*Task to complete:* Copy each line holding the string "stanzas".

*Saved entries:*
<<<<
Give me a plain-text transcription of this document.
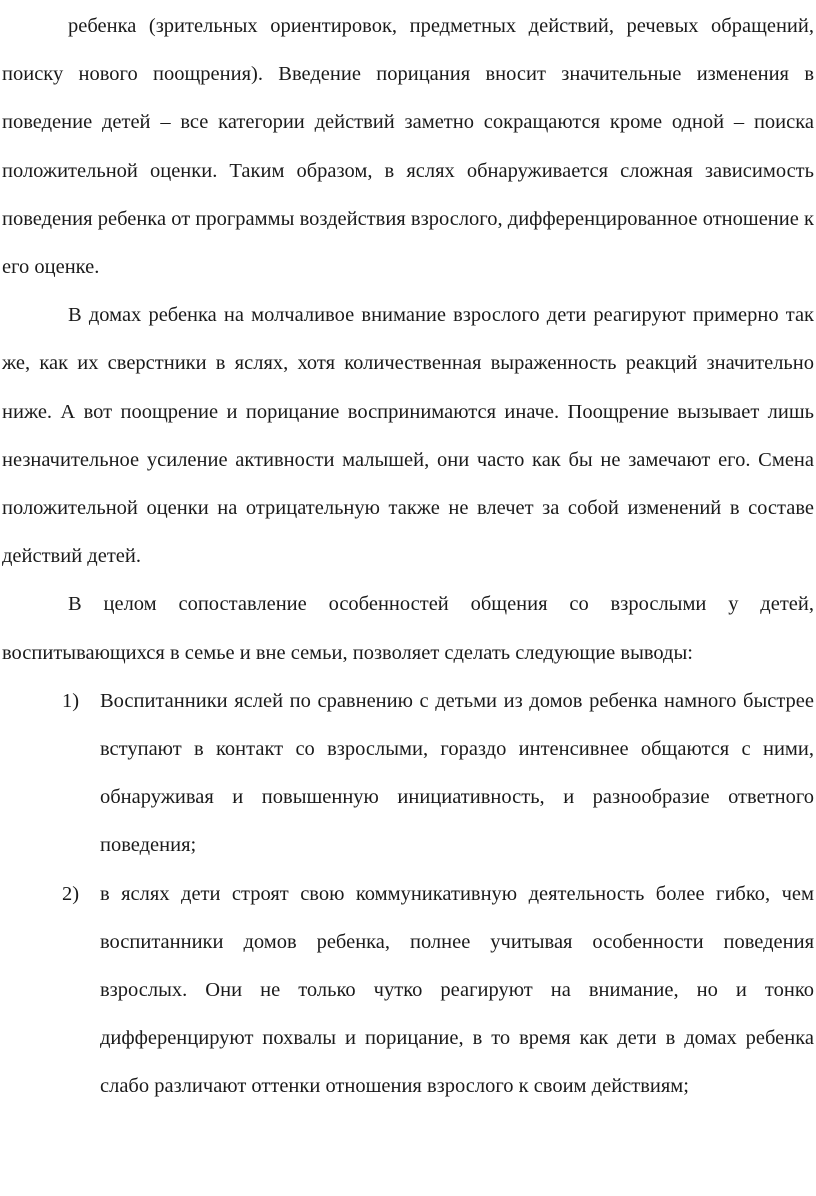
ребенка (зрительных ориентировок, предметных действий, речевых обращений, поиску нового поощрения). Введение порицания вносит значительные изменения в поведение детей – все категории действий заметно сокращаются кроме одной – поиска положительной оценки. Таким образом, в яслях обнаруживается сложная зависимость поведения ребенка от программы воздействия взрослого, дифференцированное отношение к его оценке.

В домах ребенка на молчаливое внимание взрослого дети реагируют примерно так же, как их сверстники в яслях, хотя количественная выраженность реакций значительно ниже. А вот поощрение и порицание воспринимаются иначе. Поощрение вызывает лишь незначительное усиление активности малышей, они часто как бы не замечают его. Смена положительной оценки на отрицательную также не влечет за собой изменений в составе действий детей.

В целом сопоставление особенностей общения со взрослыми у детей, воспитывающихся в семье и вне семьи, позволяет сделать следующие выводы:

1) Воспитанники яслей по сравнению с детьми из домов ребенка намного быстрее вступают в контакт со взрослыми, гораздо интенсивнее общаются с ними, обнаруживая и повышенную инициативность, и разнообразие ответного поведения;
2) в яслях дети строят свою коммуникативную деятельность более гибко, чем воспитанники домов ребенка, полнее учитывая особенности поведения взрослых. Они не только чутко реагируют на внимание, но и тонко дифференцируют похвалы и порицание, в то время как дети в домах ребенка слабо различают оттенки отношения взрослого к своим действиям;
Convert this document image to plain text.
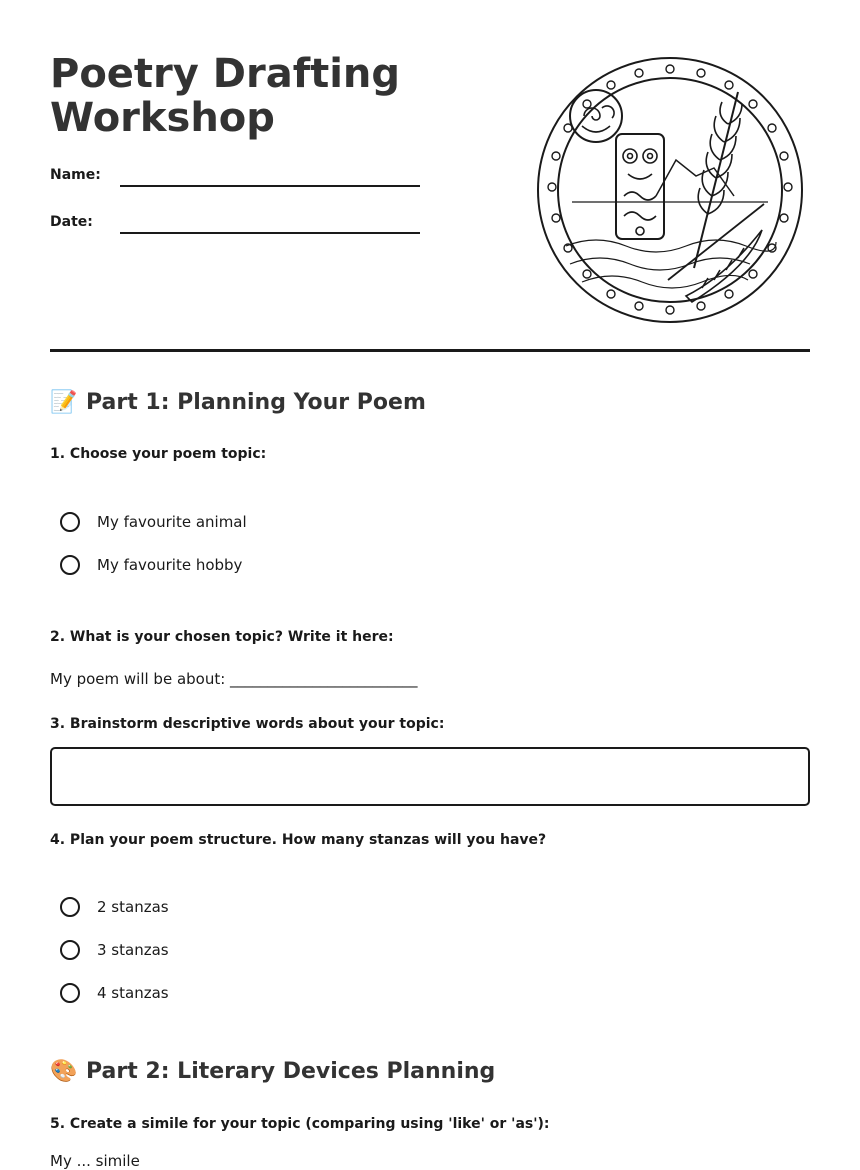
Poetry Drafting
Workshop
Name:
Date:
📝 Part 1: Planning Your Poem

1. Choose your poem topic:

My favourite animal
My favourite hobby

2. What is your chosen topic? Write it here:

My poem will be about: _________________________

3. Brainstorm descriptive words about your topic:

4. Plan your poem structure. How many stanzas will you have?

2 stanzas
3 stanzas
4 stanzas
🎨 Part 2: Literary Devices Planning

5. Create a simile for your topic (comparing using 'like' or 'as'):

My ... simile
>>>>
*Response below:*
4. Plan your poem structure. How many stanzas will you have?
2 stanzas
3 stanzas
4 stanzas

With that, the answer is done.